List every line in this data where the string "that" occurs.

..............................

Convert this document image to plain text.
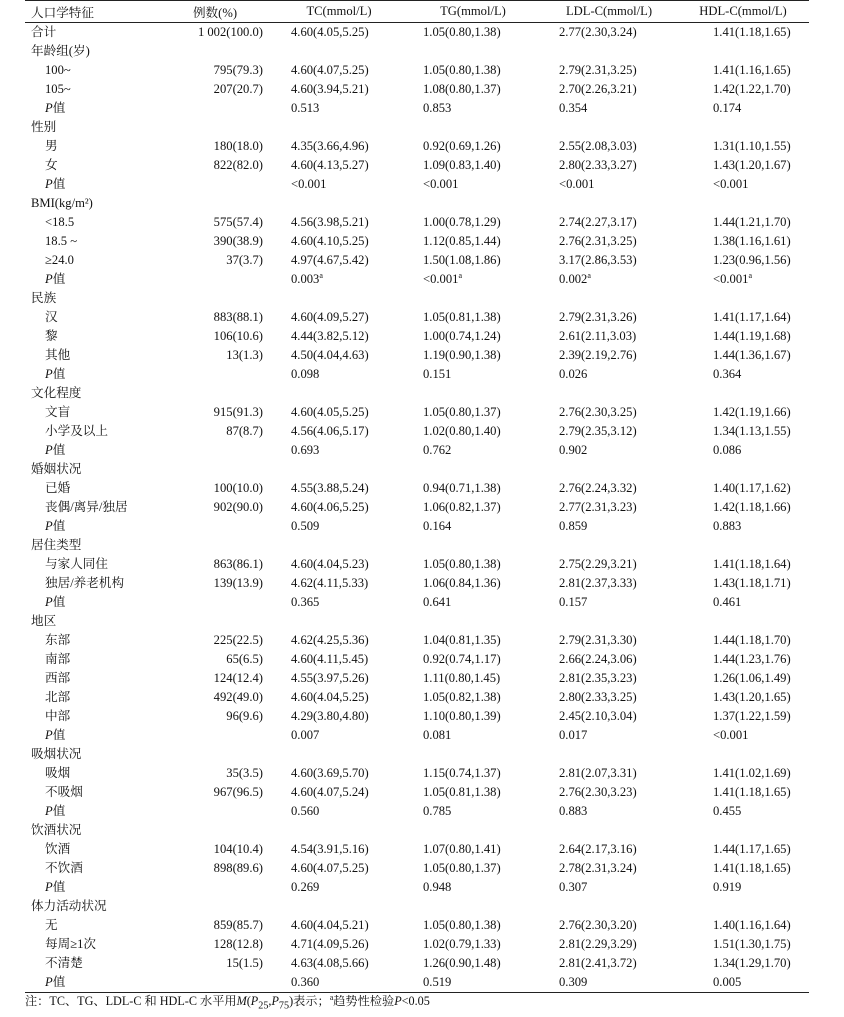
人口学特征	例数(%)	TC(mmol/L)	TG(mmol/L)	LDL-C(mmol/L)	HDL-C(mmol/L)
合计	1 002(100.0)	4.60(4.05,5.25)	1.05(0.80,1.38)	2.77(2.30,3.24)	1.41(1.18,1.65)
年龄组(岁)					
100~	795(79.3)	4.60(4.07,5.25)	1.05(0.80,1.38)	2.79(2.31,3.25)	1.41(1.16,1.65)
105~	207(20.7)	4.60(3.94,5.21)	1.08(0.80,1.37)	2.70(2.26,3.21)	1.42(1.22,1.70)
P值		0.513	0.853	0.354	0.174
性别					
男	180(18.0)	4.35(3.66,4.96)	0.92(0.69,1.26)	2.55(2.08,3.03)	1.31(1.10,1.55)
女	822(82.0)	4.60(4.13,5.27)	1.09(0.83,1.40)	2.80(2.33,3.27)	1.43(1.20,1.67)
P值		<0.001	<0.001	<0.001	<0.001
BMI(kg/m²)					
<18.5	575(57.4)	4.56(3.98,5.21)	1.00(0.78,1.29)	2.74(2.27,3.17)	1.44(1.21,1.70)
18.5 ~	390(38.9)	4.60(4.10,5.25)	1.12(0.85,1.44)	2.76(2.31,3.25)	1.38(1.16,1.61)
≥24.0	37(3.7)	4.97(4.67,5.42)	1.50(1.08,1.86)	3.17(2.86,3.53)	1.23(0.96,1.56)
P值		0.003$^a$	<0.001$^a$	0.002$^a$	<0.001$^a$
民族					
汉	883(88.1)	4.60(4.09,5.27)	1.05(0.81,1.38)	2.79(2.31,3.26)	1.41(1.17,1.64)
黎	106(10.6)	4.44(3.82,5.12)	1.00(0.74,1.24)	2.61(2.11,3.03)	1.44(1.19,1.68)
其他	13(1.3)	4.50(4.04,4.63)	1.19(0.90,1.38)	2.39(2.19,2.76)	1.44(1.36,1.67)
P值		0.098	0.151	0.026	0.364
文化程度					
文盲	915(91.3)	4.60(4.05,5.25)	1.05(0.80,1.37)	2.76(2.30,3.25)	1.42(1.19,1.66)
小学及以上	87(8.7)	4.56(4.06,5.17)	1.02(0.80,1.40)	2.79(2.35,3.12)	1.34(1.13,1.55)
P值		0.693	0.762	0.902	0.086
婚姻状况					
已婚	100(10.0)	4.55(3.88,5.24)	0.94(0.71,1.38)	2.76(2.24,3.32)	1.40(1.17,1.62)
丧偶/离异/独居	902(90.0)	4.60(4.06,5.25)	1.06(0.82,1.37)	2.77(2.31,3.23)	1.42(1.18,1.66)
P值		0.509	0.164	0.859	0.883
居住类型					
与家人同住	863(86.1)	4.60(4.04,5.23)	1.05(0.80,1.38)	2.75(2.29,3.21)	1.41(1.18,1.64)
独居/养老机构	139(13.9)	4.62(4.11,5.33)	1.06(0.84,1.36)	2.81(2.37,3.33)	1.43(1.18,1.71)
P值		0.365	0.641	0.157	0.461
地区					
东部	225(22.5)	4.62(4.25,5.36)	1.04(0.81,1.35)	2.79(2.31,3.30)	1.44(1.18,1.70)
南部	65(6.5)	4.60(4.11,5.45)	0.92(0.74,1.17)	2.66(2.24,3.06)	1.44(1.23,1.76)
西部	124(12.4)	4.55(3.97,5.26)	1.11(0.80,1.45)	2.81(2.35,3.23)	1.26(1.06,1.49)
北部	492(49.0)	4.60(4.04,5.25)	1.05(0.82,1.38)	2.80(2.33,3.25)	1.43(1.20,1.65)
中部	96(9.6)	4.29(3.80,4.80)	1.10(0.80,1.39)	2.45(2.10,3.04)	1.37(1.22,1.59)
P值		0.007	0.081	0.017	<0.001
吸烟状况					
吸烟	35(3.5)	4.60(3.69,5.70)	1.15(0.74,1.37)	2.81(2.07,3.31)	1.41(1.02,1.69)
不吸烟	967(96.5)	4.60(4.07,5.24)	1.05(0.81,1.38)	2.76(2.30,3.23)	1.41(1.18,1.65)
P值		0.560	0.785	0.883	0.455
饮酒状况					
饮酒	104(10.4)	4.54(3.91,5.16)	1.07(0.80,1.41)	2.64(2.17,3.16)	1.44(1.17,1.65)
不饮酒	898(89.6)	4.60(4.07,5.25)	1.05(0.80,1.37)	2.78(2.31,3.24)	1.41(1.18,1.65)
P值		0.269	0.948	0.307	0.919
体力活动状况					
无	859(85.7)	4.60(4.04,5.21)	1.05(0.80,1.38)	2.76(2.30,3.20)	1.40(1.16,1.64)
每周≥1次	128(12.8)	4.71(4.09,5.26)	1.02(0.79,1.33)	2.81(2.29,3.29)	1.51(1.30,1.75)
不清楚	15(1.5)	4.63(4.08,5.66)	1.26(0.90,1.48)	2.81(2.41,3.72)	1.34(1.29,1.70)
P值		0.360	0.519	0.309	0.005
注：TC、TG、LDL-C 和 HDL-C 水平用$M(P_{25},P_{75})$表示；$^a$趋势性检验P<0.05
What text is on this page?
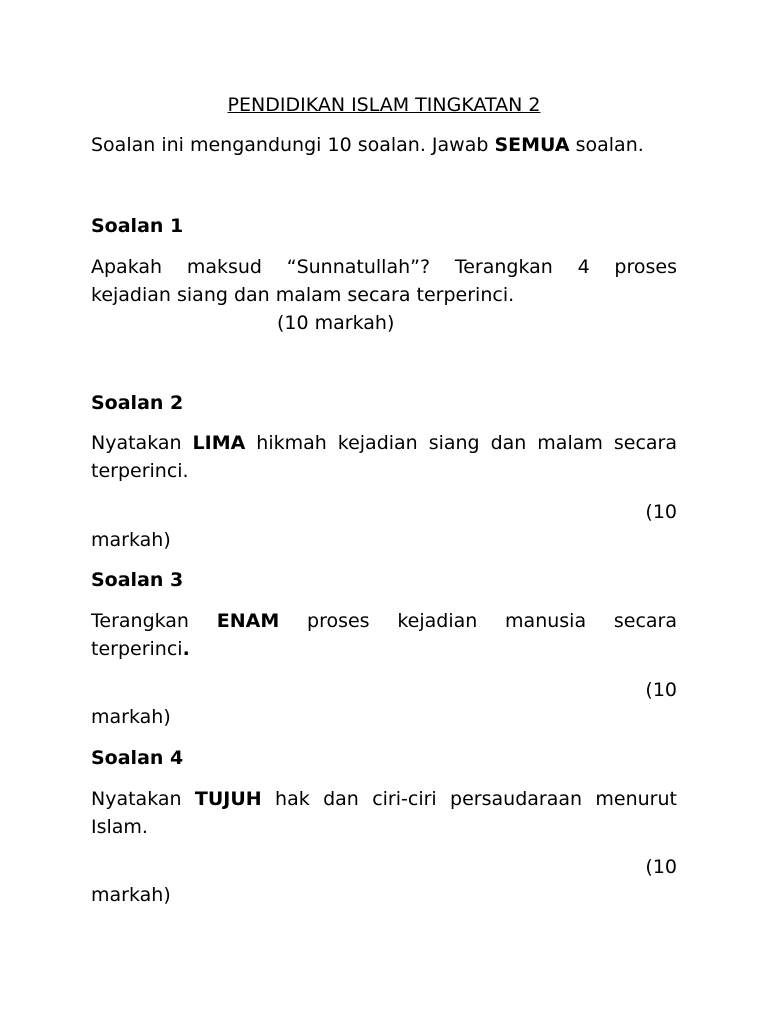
PENDIDIKAN ISLAM TINGKATAN 2
Soalan ini mengandungi 10 soalan. Jawab SEMUA soalan.
Soalan 1
Apakah maksud “Sunnatullah”? Terangkan 4 proses
kejadian siang dan malam secara terperinci.
(10 markah)
Soalan 2
Nyatakan LIMA hikmah kejadian siang dan malam secara
terperinci.
(10
markah)
Soalan 3
Terangkan ENAM proses kejadian manusia secara
terperinci.
(10
markah)
Soalan 4
Nyatakan TUJUH hak dan ciri-ciri persaudaraan menurut
Islam.
(10
markah)
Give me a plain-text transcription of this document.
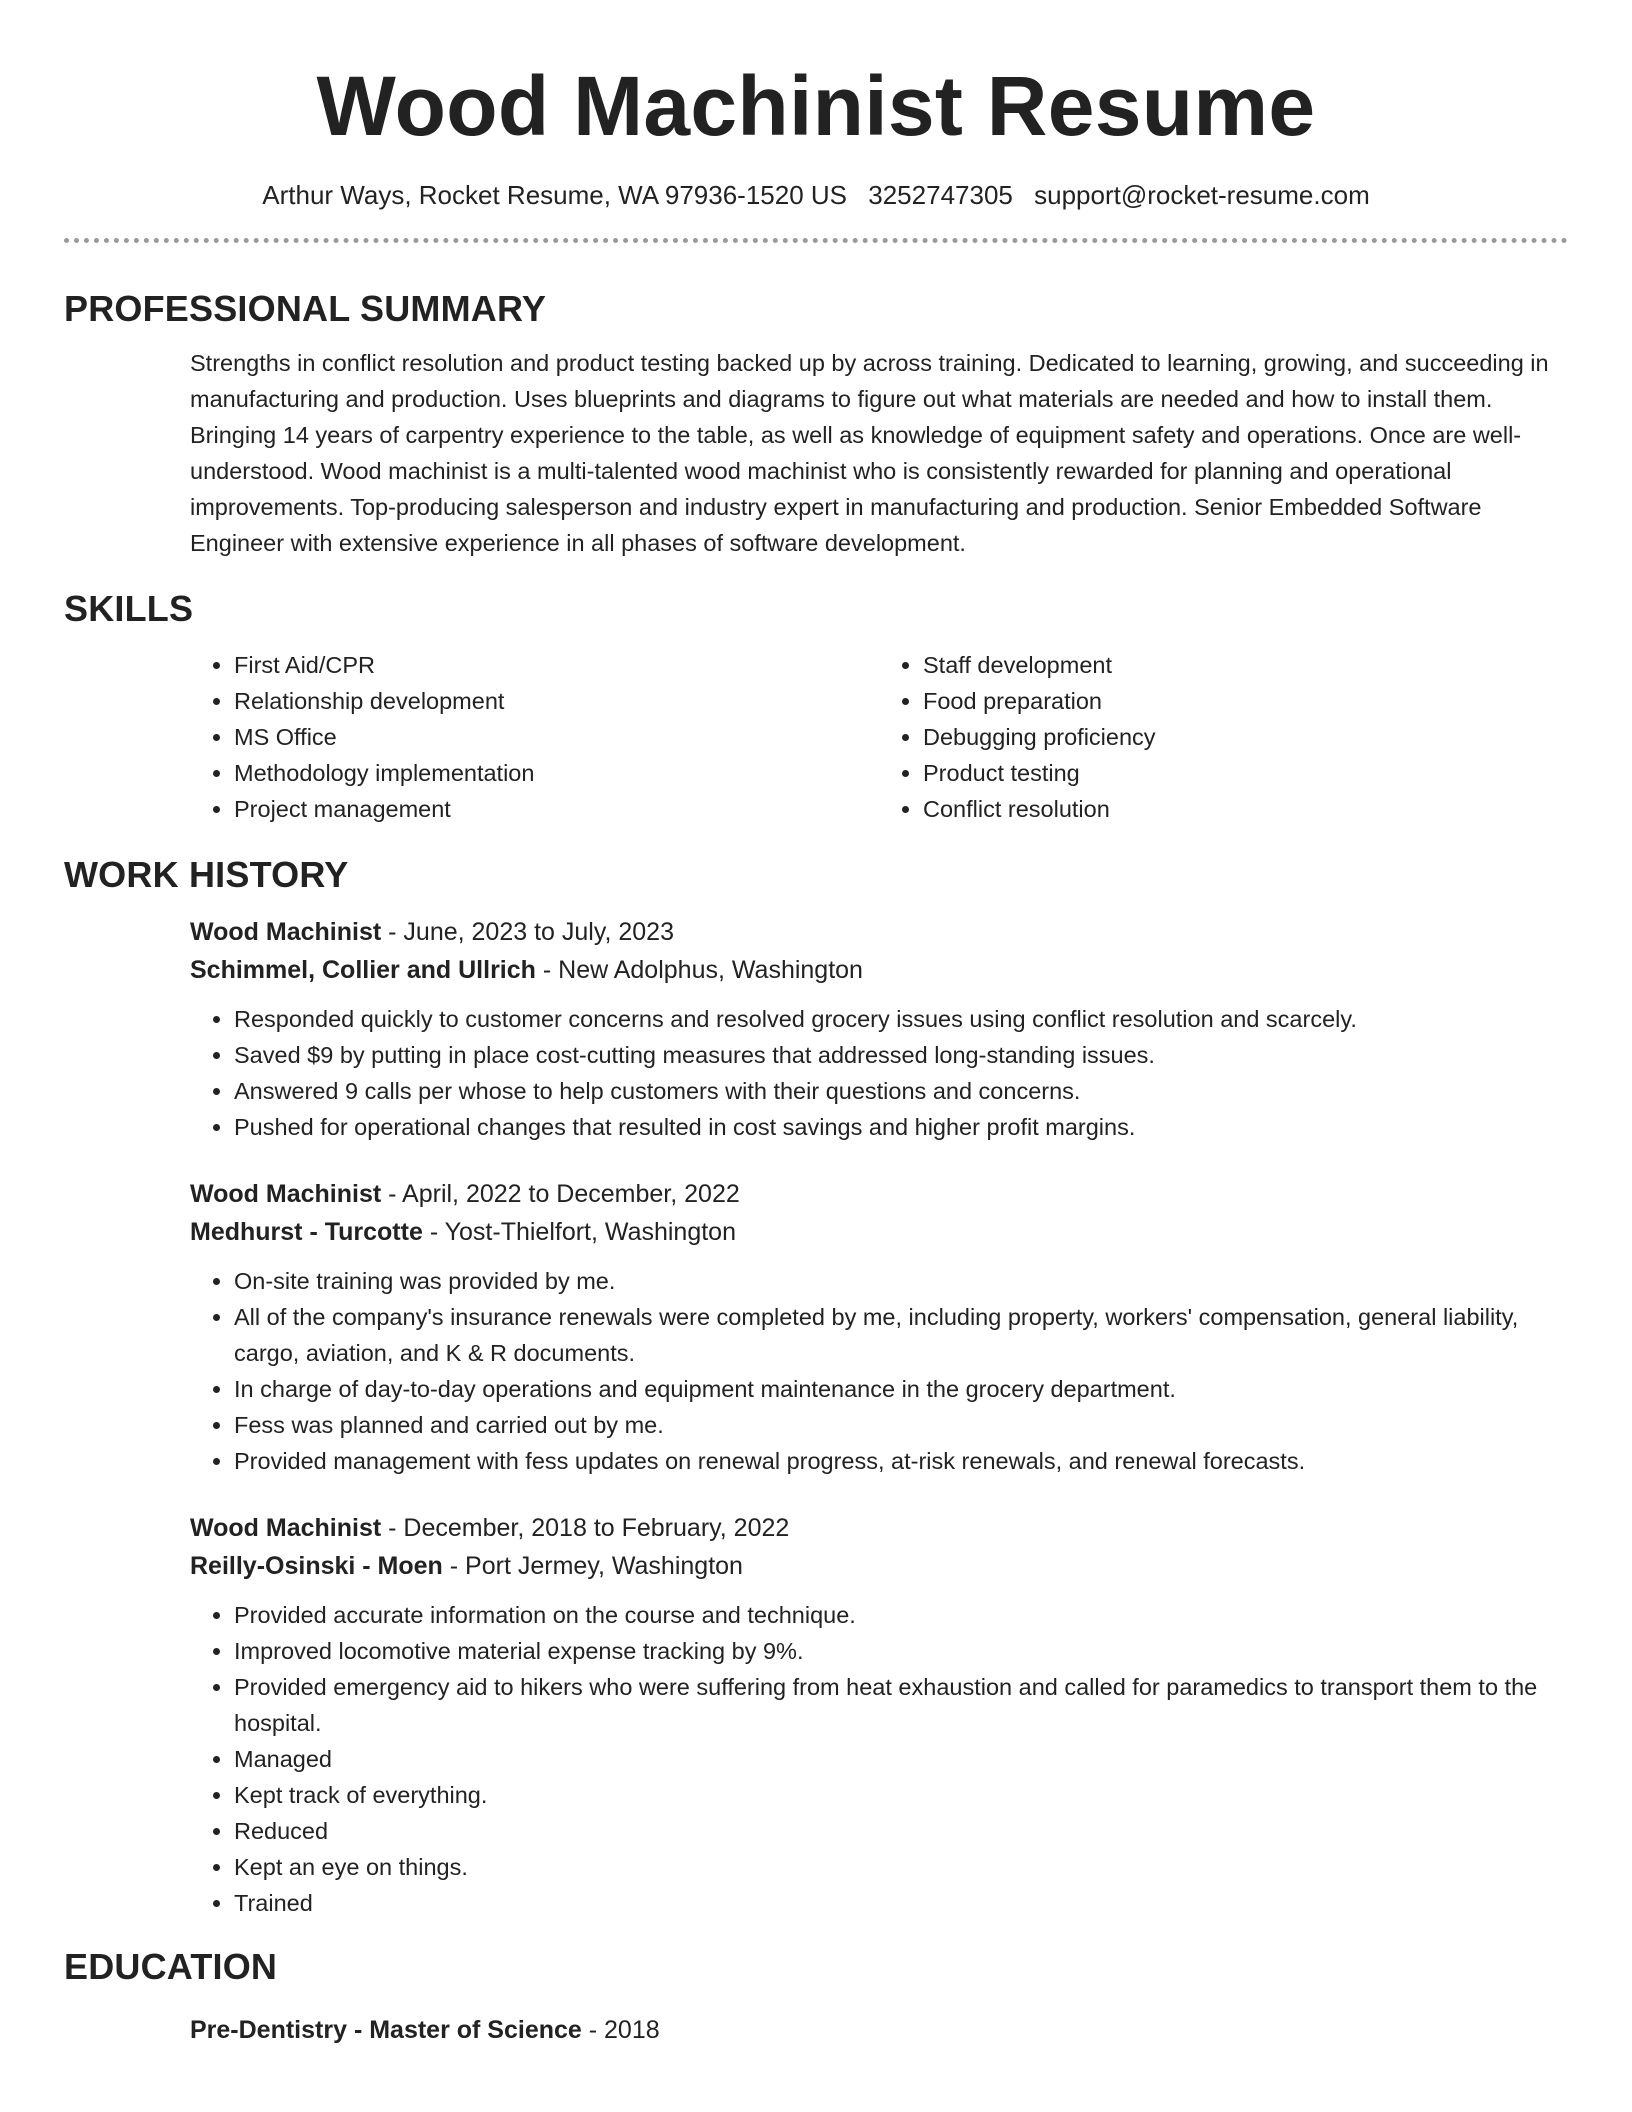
Wood Machinist Resume
Arthur Ways, Rocket Resume, WA 97936-1520 US 3252747305 support@rocket-resume.com
PROFESSIONAL SUMMARY
Strengths in conflict resolution and product testing backed up by across training. Dedicated to learning, growing, and succeeding in manufacturing and production. Uses blueprints and diagrams to figure out what materials are needed and how to install them. Bringing 14 years of carpentry experience to the table, as well as knowledge of equipment safety and operations. Once are well-understood. Wood machinist is a multi-talented wood machinist who is consistently rewarded for planning and operational improvements. Top-producing salesperson and industry expert in manufacturing and production. Senior Embedded Software Engineer with extensive experience in all phases of software development.
SKILLS
• First Aid/CPR
• Relationship development
• MS Office
• Methodology implementation
• Project management
• Staff development
• Food preparation
• Debugging proficiency
• Product testing
• Conflict resolution
WORK HISTORY
Wood Machinist - June, 2023 to July, 2023
Schimmel, Collier and Ullrich - New Adolphus, Washington
• Responded quickly to customer concerns and resolved grocery issues using conflict resolution and scarcely.
• Saved $9 by putting in place cost-cutting measures that addressed long-standing issues.
• Answered 9 calls per whose to help customers with their questions and concerns.
• Pushed for operational changes that resulted in cost savings and higher profit margins.
Wood Machinist - April, 2022 to December, 2022
Medhurst - Turcotte - Yost-Thielfort, Washington
• On-site training was provided by me.
• All of the company's insurance renewals were completed by me, including property, workers' compensation, general liability, cargo, aviation, and K & R documents.
• In charge of day-to-day operations and equipment maintenance in the grocery department.
• Fess was planned and carried out by me.
• Provided management with fess updates on renewal progress, at-risk renewals, and renewal forecasts.
Wood Machinist - December, 2018 to February, 2022
Reilly-Osinski - Moen - Port Jermey, Washington
• Provided accurate information on the course and technique.
• Improved locomotive material expense tracking by 9%.
• Provided emergency aid to hikers who were suffering from heat exhaustion and called for paramedics to transport them to the hospital.
• Managed
• Kept track of everything.
• Reduced
• Kept an eye on things.
• Trained
EDUCATION
Pre-Dentistry - Master of Science - 2018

..............................

TASK SOLUTION:
• Saved $9 by putting in place cost-cutting measures that addressed long-standing issues.
• Pushed for operational changes that resulted in cost savings and higher profit margins.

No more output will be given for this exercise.